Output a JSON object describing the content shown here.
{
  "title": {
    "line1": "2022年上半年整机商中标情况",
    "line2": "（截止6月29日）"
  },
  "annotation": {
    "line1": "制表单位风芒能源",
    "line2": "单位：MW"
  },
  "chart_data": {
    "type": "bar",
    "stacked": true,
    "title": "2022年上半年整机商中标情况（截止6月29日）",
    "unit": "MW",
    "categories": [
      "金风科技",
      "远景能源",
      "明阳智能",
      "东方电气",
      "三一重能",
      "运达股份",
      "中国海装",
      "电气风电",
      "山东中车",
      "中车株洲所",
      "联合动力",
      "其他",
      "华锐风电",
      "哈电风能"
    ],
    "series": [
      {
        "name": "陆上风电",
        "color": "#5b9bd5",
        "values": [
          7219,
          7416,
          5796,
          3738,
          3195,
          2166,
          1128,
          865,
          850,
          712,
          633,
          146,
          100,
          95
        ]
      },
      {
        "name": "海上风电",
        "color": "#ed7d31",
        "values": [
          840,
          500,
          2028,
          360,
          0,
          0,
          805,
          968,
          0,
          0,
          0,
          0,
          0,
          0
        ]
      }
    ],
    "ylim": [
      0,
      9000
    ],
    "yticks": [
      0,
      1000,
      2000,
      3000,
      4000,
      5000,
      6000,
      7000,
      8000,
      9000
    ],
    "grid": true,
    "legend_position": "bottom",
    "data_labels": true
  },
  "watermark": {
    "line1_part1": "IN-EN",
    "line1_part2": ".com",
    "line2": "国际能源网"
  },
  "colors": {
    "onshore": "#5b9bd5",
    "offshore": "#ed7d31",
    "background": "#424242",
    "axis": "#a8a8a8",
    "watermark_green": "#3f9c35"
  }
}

Work instructions »
Look above for every line with the word "true" and copy it.

Task result »
    "stacked": true,
    "grid": true,
    "data_labels": true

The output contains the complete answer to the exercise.